### Exercise objective
Repeat the whole listing, keeping every word and every line intact.

### Input records
■ ■ ■

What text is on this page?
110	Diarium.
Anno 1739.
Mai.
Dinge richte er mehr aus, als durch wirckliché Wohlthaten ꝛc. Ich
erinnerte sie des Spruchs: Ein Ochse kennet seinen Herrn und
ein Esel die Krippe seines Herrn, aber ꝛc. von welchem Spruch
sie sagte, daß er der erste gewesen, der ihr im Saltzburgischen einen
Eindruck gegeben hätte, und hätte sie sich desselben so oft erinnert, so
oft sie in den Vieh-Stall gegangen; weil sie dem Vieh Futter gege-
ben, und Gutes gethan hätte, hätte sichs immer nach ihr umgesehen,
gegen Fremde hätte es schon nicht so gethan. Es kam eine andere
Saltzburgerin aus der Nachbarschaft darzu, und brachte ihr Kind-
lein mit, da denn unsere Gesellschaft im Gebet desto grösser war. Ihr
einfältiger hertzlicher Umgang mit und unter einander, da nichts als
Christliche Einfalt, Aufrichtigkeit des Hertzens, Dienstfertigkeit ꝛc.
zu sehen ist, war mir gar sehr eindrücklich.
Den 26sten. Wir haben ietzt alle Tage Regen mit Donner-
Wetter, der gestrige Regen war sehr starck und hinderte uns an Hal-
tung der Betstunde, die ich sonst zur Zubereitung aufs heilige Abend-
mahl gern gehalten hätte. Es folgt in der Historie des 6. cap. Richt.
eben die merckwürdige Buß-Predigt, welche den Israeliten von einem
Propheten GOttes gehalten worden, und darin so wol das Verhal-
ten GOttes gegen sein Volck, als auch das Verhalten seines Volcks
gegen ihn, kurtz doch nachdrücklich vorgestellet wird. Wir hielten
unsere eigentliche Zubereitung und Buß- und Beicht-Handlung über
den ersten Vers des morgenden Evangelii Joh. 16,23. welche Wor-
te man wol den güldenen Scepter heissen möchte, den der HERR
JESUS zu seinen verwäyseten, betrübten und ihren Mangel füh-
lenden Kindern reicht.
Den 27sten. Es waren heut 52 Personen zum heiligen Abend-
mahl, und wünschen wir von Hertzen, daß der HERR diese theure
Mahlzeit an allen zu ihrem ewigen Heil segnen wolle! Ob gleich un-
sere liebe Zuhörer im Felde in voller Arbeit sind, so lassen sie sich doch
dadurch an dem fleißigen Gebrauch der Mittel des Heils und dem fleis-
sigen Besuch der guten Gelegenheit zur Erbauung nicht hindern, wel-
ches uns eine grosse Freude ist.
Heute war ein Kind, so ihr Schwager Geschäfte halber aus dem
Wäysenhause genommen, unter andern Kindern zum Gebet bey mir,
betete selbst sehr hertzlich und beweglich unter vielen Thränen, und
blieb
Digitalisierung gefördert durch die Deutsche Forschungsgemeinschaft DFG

■ ■ ■

### Result below
What text is on this page?
110	Diarium.
Anno 1739.
Mai.
Dinge richte er mehr aus, als durch wirckliché Wohlthaten ꝛc. Ich
erinnerte sie des Spruchs: Ein Ochse kennet seinen Herrn und
ein Esel die Krippe seines Herrn, aber ꝛc. von welchem Spruch
sie sagte, daß er der erste gewesen, der ihr im Saltzburgischen einen
Eindruck gegeben hätte, und hätte sie sich desselben so oft erinnert, so
oft sie in den Vieh-Stall gegangen; weil sie dem Vieh Futter gege-
ben, und Gutes gethan hätte, hätte sichs immer nach ihr umgesehen,
gegen Fremde hätte es schon nicht so gethan. Es kam eine andere
Saltzburgerin aus der Nachbarschaft darzu, und brachte ihr Kind-
lein mit, da denn unsere Gesellschaft im Gebet desto grösser war. Ihr
einfältiger hertzlicher Umgang mit und unter einander, da nichts als
Christliche Einfalt, Aufrichtigkeit des Hertzens, Dienstfertigkeit ꝛc.
zu sehen ist, war mir gar sehr eindrücklich.
Den 26sten. Wir haben ietzt alle Tage Regen mit Donner-
Wetter, der gestrige Regen war sehr starck und hinderte uns an Hal-
tung der Betstunde, die ich sonst zur Zubereitung aufs heilige Abend-
mahl gern gehalten hätte. Es folgt in der Historie des 6. cap. Richt.
eben die merckwürdige Buß-Predigt, welche den Israeliten von einem
Propheten GOttes gehalten worden, und darin so wol das Verhal-
ten GOttes gegen sein Volck, als auch das Verhalten seines Volcks
gegen ihn, kurtz doch nachdrücklich vorgestellet wird. Wir hielten
unsere eigentliche Zubereitung und Buß- und Beicht-Handlung über
den ersten Vers des morgenden Evangelii Joh. 16,23. welche Wor-
te man wol den güldenen Scepter heissen möchte, den der HERR
JESUS zu seinen verwäyseten, betrübten und ihren Mangel füh-
lenden Kindern reicht.
Den 27sten. Es waren heut 52 Personen zum heiligen Abend-
mahl, und wünschen wir von Hertzen, daß der HERR diese theure
Mahlzeit an allen zu ihrem ewigen Heil segnen wolle! Ob gleich un-
sere liebe Zuhörer im Felde in voller Arbeit sind, so lassen sie sich doch
dadurch an dem fleißigen Gebrauch der Mittel des Heils und dem fleis-
sigen Besuch der guten Gelegenheit zur Erbauung nicht hindern, wel-
ches uns eine grosse Freude ist.
Heute war ein Kind, so ihr Schwager Geschäfte halber aus dem
Wäysenhause genommen, unter andern Kindern zum Gebet bey mir,
betete selbst sehr hertzlich und beweglich unter vielen Thränen, und
blieb
Digitalisierung gefördert durch die Deutsche Forschungsgemeinschaft DFG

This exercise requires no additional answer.